**WRITTEN EXERCISE**:
Below are some entries; can you quote all of them exactly?

**SUPPLIED INFORMATION**:
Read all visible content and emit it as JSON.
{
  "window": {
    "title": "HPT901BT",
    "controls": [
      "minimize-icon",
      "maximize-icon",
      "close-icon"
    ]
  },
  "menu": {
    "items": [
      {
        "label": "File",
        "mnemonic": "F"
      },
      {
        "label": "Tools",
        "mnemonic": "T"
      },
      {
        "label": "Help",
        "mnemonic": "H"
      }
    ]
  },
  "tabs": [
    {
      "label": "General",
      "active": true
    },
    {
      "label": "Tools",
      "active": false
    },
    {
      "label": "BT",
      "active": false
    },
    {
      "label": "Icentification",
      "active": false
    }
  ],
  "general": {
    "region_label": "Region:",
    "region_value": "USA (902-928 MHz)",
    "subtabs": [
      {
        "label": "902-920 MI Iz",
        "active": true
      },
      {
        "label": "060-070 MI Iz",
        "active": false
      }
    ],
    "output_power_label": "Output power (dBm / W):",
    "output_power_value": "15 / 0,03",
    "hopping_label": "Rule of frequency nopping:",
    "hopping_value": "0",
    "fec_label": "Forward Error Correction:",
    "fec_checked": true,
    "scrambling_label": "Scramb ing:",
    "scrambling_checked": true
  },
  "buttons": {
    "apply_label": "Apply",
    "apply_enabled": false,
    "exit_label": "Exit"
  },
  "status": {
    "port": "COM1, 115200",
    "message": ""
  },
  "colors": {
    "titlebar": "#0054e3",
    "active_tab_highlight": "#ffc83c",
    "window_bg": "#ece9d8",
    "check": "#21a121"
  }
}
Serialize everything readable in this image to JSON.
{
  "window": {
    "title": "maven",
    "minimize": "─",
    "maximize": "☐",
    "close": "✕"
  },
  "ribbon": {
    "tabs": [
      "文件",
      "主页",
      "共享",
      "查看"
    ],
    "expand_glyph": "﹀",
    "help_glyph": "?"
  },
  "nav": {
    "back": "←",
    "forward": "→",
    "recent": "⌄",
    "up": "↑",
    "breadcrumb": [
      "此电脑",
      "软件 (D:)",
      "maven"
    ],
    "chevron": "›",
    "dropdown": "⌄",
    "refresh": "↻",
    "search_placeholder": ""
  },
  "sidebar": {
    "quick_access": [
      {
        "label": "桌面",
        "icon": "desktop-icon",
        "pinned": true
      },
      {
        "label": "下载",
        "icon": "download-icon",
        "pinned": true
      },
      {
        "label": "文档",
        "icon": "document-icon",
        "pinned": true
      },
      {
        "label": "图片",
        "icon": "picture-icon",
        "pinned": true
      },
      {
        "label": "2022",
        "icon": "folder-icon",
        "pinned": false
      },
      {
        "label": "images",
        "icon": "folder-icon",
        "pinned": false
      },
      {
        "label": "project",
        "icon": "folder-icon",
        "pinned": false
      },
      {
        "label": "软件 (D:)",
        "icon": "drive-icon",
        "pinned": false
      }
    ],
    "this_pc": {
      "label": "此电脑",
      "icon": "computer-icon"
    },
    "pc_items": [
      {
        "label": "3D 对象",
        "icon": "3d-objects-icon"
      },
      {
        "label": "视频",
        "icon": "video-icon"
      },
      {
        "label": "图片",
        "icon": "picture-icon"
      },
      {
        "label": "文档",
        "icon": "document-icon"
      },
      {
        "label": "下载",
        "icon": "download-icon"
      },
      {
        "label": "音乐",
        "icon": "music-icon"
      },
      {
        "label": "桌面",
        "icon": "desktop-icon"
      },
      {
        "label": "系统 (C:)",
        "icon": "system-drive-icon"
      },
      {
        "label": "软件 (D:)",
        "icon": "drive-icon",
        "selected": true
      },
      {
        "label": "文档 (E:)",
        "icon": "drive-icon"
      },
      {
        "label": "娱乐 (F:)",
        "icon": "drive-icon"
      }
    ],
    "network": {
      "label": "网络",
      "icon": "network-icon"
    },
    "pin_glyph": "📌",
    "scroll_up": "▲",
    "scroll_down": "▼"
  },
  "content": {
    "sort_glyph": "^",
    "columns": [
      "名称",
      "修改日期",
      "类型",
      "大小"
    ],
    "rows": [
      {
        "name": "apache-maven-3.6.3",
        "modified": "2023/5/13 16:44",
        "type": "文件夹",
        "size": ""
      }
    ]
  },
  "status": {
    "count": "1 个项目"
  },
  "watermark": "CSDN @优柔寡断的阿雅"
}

**SOLUTION TO THIS EXERCISE**:
Read all visible content and emit it as JSON.
{
  "window": {
    "title": "HPT901BT",
    "controls": [
      "minimize-icon",
      "maximize-icon",
      "close-icon"
    ]
  },
  "menu": {
    "items": [
      {
        "label": "File",
        "mnemonic": "F"
      },
      {
        "label": "Tools",
        "mnemonic": "T"
      },
      {
        "label": "Help",
        "mnemonic": "H"
      }
    ]
  },
  "tabs": [
    {
      "label": "General",
      "active": true
    },
    {
      "label": "Tools",
      "active": false
    },
    {
      "label": "BT",
      "active": false
    },
    {
      "label": "Icentification",
      "active": false
    }
  ],
  "general": {
    "region_label": "Region:",
    "region_value": "USA (902-928 MHz)",
    "subtabs": [
      {
        "label": "902-920 MI Iz",
        "active": true
      },
      {
        "label": "060-070 MI Iz",
        "active": false
      }
    ],
    "output_power_label": "Output power (dBm / W):",
    "output_power_value": "15 / 0,03",
    "hopping_label": "Rule of frequency nopping:",
    "hopping_value": "0",
    "fec_label": "Forward Error Correction:",
    "fec_checked": true,
    "scrambling_label": "Scramb ing:",
    "scrambling_checked": true
  },
  "buttons": {
    "apply_label": "Apply",
    "apply_enabled": false,
    "exit_label": "Exit"
  },
  "status": {
    "port": "COM1, 115200",
    "message": ""
  },
  "colors": {
    "titlebar": "#0054e3",
    "active_tab_highlight": "#ffc83c",
    "window_bg": "#ece9d8",
    "check": "#21a121"
  }
}
Serialize everything readable in this image to JSON.
{
  "window": {
    "title": "maven",
    "minimize": "─",
    "maximize": "☐",
    "close": "✕"
  },
  "ribbon": {
    "tabs": [
      "文件",
      "主页",
      "共享",
      "查看"
    ],
    "expand_glyph": "﹀",
    "help_glyph": "?"
  },
  "nav": {
    "back": "←",
    "forward": "→",
    "recent": "⌄",
    "up": "↑",
    "breadcrumb": [
      "此电脑",
      "软件 (D:)",
      "maven"
    ],
    "chevron": "›",
    "dropdown": "⌄",
    "refresh": "↻",
    "search_placeholder": ""
  },
  "sidebar": {
    "quick_access": [
      {
        "label": "桌面",
        "icon": "desktop-icon",
        "pinned": true
      },
      {
        "label": "下载",
        "icon": "download-icon",
        "pinned": true
      },
      {
        "label": "文档",
        "icon": "document-icon",
        "pinned": true
      },
      {
        "label": "图片",
        "icon": "picture-icon",
        "pinned": true
      },
      {
        "label": "2022",
        "icon": "folder-icon",
        "pinned": false
      },
      {
        "label": "images",
        "icon": "folder-icon",
        "pinned": false
      },
      {
        "label": "project",
        "icon": "folder-icon",
        "pinned": false
      },
      {
        "label": "软件 (D:)",
        "icon": "drive-icon",
        "pinned": false
      }
    ],
    "this_pc": {
      "label": "此电脑",
      "icon": "computer-icon"
    },
    "pc_items": [
      {
        "label": "3D 对象",
        "icon": "3d-objects-icon"
      },
      {
        "label": "视频",
        "icon": "video-icon"
      },
      {
        "label": "图片",
        "icon": "picture-icon"
      },
      {
        "label": "文档",
        "icon": "document-icon"
      },
      {
        "label": "下载",
        "icon": "download-icon"
      },
      {
        "label": "音乐",
        "icon": "music-icon"
      },
      {
        "label": "桌面",
        "icon": "desktop-icon"
      },
      {
        "label": "系统 (C:)",
        "icon": "system-drive-icon"
      },
      {
        "label": "软件 (D:)",
        "icon": "drive-icon",
        "selected": true
      },
      {
        "label": "文档 (E:)",
        "icon": "drive-icon"
      },
      {
        "label": "娱乐 (F:)",
        "icon": "drive-icon"
      }
    ],
    "network": {
      "label": "网络",
      "icon": "network-icon"
    },
    "pin_glyph": "📌",
    "scroll_up": "▲",
    "scroll_down": "▼"
  },
  "content": {
    "sort_glyph": "^",
    "columns": [
      "名称",
      "修改日期",
      "类型",
      "大小"
    ],
    "rows": [
      {
        "name": "apache-maven-3.6.3",
        "modified": "2023/5/13 16:44",
        "type": "文件夹",
        "size": ""
      }
    ]
  },
  "status": {
    "count": "1 个项目"
  },
  "watermark": "CSDN @优柔寡断的阿雅"
}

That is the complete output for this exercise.